◆ **DO THIS**: Scan the listing below and copy every line holding "nostre".

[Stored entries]
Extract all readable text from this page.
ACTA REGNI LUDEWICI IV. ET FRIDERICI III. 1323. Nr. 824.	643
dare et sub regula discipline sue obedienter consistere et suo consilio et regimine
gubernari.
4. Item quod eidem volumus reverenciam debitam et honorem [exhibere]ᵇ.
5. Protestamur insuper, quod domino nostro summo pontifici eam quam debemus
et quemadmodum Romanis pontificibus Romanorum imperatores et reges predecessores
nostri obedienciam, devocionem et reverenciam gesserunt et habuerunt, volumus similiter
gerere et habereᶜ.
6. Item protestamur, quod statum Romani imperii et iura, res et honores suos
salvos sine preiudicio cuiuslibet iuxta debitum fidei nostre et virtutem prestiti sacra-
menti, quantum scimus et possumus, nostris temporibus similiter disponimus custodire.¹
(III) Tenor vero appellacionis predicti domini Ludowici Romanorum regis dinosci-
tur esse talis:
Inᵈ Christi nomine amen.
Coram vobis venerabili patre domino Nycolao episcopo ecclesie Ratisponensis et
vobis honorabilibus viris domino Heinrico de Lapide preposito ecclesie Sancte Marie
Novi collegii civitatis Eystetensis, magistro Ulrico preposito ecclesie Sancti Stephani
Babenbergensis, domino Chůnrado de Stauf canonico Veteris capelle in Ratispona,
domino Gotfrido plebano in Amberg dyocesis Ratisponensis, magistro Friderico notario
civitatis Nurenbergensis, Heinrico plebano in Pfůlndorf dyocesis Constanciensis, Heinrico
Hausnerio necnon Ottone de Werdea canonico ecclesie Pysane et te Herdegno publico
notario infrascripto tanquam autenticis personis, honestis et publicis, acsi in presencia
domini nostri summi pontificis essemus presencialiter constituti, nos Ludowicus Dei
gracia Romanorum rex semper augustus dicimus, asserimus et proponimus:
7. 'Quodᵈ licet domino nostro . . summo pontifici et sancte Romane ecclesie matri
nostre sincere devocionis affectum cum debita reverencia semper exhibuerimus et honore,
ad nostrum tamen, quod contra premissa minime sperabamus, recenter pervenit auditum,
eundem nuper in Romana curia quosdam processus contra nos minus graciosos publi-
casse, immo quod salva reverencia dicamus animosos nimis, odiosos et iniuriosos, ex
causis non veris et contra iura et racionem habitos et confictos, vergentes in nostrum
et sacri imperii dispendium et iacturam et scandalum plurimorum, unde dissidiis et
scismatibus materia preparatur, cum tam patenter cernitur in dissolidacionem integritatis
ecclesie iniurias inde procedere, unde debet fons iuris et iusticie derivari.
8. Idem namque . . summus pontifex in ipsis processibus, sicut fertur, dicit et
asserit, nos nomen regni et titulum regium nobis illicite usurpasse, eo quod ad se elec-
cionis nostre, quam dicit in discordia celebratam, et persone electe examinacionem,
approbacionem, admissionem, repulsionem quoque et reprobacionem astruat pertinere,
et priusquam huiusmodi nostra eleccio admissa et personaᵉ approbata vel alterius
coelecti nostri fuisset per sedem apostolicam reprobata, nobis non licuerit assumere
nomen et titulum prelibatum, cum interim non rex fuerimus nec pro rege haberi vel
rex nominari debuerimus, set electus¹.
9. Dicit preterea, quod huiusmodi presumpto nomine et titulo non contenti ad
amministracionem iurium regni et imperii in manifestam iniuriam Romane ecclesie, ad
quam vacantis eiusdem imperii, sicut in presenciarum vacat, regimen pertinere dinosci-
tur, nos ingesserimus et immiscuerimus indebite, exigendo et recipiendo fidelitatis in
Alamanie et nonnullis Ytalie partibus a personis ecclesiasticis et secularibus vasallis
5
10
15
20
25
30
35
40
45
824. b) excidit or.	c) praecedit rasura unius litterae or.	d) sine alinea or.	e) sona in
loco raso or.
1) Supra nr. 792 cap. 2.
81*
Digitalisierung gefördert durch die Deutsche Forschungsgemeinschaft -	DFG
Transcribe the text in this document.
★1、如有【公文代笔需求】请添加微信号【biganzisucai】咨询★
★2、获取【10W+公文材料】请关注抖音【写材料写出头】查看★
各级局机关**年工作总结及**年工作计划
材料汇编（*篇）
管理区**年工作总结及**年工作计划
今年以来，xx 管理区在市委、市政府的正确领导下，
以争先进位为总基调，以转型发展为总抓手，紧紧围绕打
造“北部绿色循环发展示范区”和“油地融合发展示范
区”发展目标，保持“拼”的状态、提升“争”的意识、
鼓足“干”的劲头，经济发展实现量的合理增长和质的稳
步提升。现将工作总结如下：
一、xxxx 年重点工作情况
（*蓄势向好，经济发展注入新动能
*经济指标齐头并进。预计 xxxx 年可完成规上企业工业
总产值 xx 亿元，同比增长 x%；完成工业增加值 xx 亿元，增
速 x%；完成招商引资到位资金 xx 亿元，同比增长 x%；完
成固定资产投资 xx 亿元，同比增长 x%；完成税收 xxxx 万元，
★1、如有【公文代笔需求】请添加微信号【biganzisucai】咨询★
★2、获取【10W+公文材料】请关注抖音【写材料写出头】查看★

◆ **SOLUTION TO THIS TASK**:
salvos sine preiudicio cuiuslibet iuxta debitum fidei nostre et virtutem prestiti sacra-
nostre sincere devocionis affectum cum debita reverencia semper exhibuerimus et honore,
cionis nostre, quam dicit in discordia celebratam, et persone electe examinacionem,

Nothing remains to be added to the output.